What to produce
Retype the material word for word.

Entries shown
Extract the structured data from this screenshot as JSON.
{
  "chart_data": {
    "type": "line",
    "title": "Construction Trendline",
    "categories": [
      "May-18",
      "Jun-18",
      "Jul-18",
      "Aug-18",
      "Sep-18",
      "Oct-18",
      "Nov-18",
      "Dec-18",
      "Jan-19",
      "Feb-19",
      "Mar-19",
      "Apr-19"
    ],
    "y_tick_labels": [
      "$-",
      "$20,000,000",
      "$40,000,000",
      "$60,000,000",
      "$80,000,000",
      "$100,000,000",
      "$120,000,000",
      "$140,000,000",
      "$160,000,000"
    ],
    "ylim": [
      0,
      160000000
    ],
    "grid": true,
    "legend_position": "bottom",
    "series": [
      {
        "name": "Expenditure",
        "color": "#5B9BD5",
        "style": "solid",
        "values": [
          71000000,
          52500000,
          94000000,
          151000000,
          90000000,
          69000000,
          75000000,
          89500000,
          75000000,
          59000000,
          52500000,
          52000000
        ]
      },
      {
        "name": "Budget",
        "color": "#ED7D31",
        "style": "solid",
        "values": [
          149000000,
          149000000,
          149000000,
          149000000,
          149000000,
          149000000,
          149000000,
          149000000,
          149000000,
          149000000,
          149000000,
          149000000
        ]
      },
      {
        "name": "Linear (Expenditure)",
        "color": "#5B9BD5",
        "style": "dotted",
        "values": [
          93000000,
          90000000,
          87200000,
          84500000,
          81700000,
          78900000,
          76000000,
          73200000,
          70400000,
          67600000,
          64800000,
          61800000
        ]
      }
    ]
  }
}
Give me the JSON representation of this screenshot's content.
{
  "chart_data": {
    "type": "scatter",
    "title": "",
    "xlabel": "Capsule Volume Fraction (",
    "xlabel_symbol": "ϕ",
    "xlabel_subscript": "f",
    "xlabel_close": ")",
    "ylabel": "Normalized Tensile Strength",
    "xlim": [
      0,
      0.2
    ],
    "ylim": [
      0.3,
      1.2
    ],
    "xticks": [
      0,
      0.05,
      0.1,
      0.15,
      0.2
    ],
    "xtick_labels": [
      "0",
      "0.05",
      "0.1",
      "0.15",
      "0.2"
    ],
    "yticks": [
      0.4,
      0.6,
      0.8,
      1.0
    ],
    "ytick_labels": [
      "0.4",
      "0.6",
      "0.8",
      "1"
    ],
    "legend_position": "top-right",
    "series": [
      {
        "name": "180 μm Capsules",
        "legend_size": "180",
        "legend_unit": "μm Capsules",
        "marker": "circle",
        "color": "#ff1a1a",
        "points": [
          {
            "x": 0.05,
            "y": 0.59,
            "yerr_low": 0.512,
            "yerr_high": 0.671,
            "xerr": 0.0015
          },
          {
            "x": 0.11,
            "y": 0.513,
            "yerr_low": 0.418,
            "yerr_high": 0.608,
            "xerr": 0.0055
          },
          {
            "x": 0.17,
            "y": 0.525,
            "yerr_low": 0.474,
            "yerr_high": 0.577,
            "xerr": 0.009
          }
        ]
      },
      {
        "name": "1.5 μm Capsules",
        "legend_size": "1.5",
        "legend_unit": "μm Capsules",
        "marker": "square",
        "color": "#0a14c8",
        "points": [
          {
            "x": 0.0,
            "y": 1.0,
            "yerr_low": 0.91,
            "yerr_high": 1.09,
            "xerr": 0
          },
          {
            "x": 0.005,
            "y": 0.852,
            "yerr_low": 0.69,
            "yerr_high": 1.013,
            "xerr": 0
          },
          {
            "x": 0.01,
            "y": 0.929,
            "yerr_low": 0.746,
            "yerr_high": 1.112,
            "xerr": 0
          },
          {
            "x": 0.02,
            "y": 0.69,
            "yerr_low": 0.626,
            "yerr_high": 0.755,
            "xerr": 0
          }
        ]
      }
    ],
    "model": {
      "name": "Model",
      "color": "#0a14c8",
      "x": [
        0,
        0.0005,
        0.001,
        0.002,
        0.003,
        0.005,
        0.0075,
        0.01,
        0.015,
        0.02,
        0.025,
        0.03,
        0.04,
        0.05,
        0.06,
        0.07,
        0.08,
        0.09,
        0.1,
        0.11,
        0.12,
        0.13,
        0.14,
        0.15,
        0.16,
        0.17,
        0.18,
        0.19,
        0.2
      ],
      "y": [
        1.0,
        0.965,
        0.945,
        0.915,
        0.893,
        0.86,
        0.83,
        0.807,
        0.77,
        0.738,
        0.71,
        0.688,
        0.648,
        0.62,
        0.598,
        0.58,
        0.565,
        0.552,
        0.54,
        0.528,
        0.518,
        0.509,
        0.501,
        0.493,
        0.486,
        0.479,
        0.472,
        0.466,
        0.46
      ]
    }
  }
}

Solution to the exercise
Extract the structured data from this screenshot as JSON.
{
  "chart_data": {
    "type": "line",
    "title": "Construction Trendline",
    "categories": [
      "May-18",
      "Jun-18",
      "Jul-18",
      "Aug-18",
      "Sep-18",
      "Oct-18",
      "Nov-18",
      "Dec-18",
      "Jan-19",
      "Feb-19",
      "Mar-19",
      "Apr-19"
    ],
    "y_tick_labels": [
      "$-",
      "$20,000,000",
      "$40,000,000",
      "$60,000,000",
      "$80,000,000",
      "$100,000,000",
      "$120,000,000",
      "$140,000,000",
      "$160,000,000"
    ],
    "ylim": [
      0,
      160000000
    ],
    "grid": true,
    "legend_position": "bottom",
    "series": [
      {
        "name": "Expenditure",
        "color": "#5B9BD5",
        "style": "solid",
        "values": [
          71000000,
          52500000,
          94000000,
          151000000,
          90000000,
          69000000,
          75000000,
          89500000,
          75000000,
          59000000,
          52500000,
          52000000
        ]
      },
      {
        "name": "Budget",
        "color": "#ED7D31",
        "style": "solid",
        "values": [
          149000000,
          149000000,
          149000000,
          149000000,
          149000000,
          149000000,
          149000000,
          149000000,
          149000000,
          149000000,
          149000000,
          149000000
        ]
      },
      {
        "name": "Linear (Expenditure)",
        "color": "#5B9BD5",
        "style": "dotted",
        "values": [
          93000000,
          90000000,
          87200000,
          84500000,
          81700000,
          78900000,
          76000000,
          73200000,
          70400000,
          67600000,
          64800000,
          61800000
        ]
      }
    ]
  }
}
Give me the JSON representation of this screenshot's content.
{
  "chart_data": {
    "type": "scatter",
    "title": "",
    "xlabel": "Capsule Volume Fraction (",
    "xlabel_symbol": "ϕ",
    "xlabel_subscript": "f",
    "xlabel_close": ")",
    "ylabel": "Normalized Tensile Strength",
    "xlim": [
      0,
      0.2
    ],
    "ylim": [
      0.3,
      1.2
    ],
    "xticks": [
      0,
      0.05,
      0.1,
      0.15,
      0.2
    ],
    "xtick_labels": [
      "0",
      "0.05",
      "0.1",
      "0.15",
      "0.2"
    ],
    "yticks": [
      0.4,
      0.6,
      0.8,
      1.0
    ],
    "ytick_labels": [
      "0.4",
      "0.6",
      "0.8",
      "1"
    ],
    "legend_position": "top-right",
    "series": [
      {
        "name": "180 μm Capsules",
        "legend_size": "180",
        "legend_unit": "μm Capsules",
        "marker": "circle",
        "color": "#ff1a1a",
        "points": [
          {
            "x": 0.05,
            "y": 0.59,
            "yerr_low": 0.512,
            "yerr_high": 0.671,
            "xerr": 0.0015
          },
          {
            "x": 0.11,
            "y": 0.513,
            "yerr_low": 0.418,
            "yerr_high": 0.608,
            "xerr": 0.0055
          },
          {
            "x": 0.17,
            "y": 0.525,
            "yerr_low": 0.474,
            "yerr_high": 0.577,
            "xerr": 0.009
          }
        ]
      },
      {
        "name": "1.5 μm Capsules",
        "legend_size": "1.5",
        "legend_unit": "μm Capsules",
        "marker": "square",
        "color": "#0a14c8",
        "points": [
          {
            "x": 0.0,
            "y": 1.0,
            "yerr_low": 0.91,
            "yerr_high": 1.09,
            "xerr": 0
          },
          {
            "x": 0.005,
            "y": 0.852,
            "yerr_low": 0.69,
            "yerr_high": 1.013,
            "xerr": 0
          },
          {
            "x": 0.01,
            "y": 0.929,
            "yerr_low": 0.746,
            "yerr_high": 1.112,
            "xerr": 0
          },
          {
            "x": 0.02,
            "y": 0.69,
            "yerr_low": 0.626,
            "yerr_high": 0.755,
            "xerr": 0
          }
        ]
      }
    ],
    "model": {
      "name": "Model",
      "color": "#0a14c8",
      "x": [
        0,
        0.0005,
        0.001,
        0.002,
        0.003,
        0.005,
        0.0075,
        0.01,
        0.015,
        0.02,
        0.025,
        0.03,
        0.04,
        0.05,
        0.06,
        0.07,
        0.08,
        0.09,
        0.1,
        0.11,
        0.12,
        0.13,
        0.14,
        0.15,
        0.16,
        0.17,
        0.18,
        0.19,
        0.2
      ],
      "y": [
        1.0,
        0.965,
        0.945,
        0.915,
        0.893,
        0.86,
        0.83,
        0.807,
        0.77,
        0.738,
        0.71,
        0.688,
        0.648,
        0.62,
        0.598,
        0.58,
        0.565,
        0.552,
        0.54,
        0.528,
        0.518,
        0.509,
        0.501,
        0.493,
        0.486,
        0.479,
        0.472,
        0.466,
        0.46
      ]
    }
  }
}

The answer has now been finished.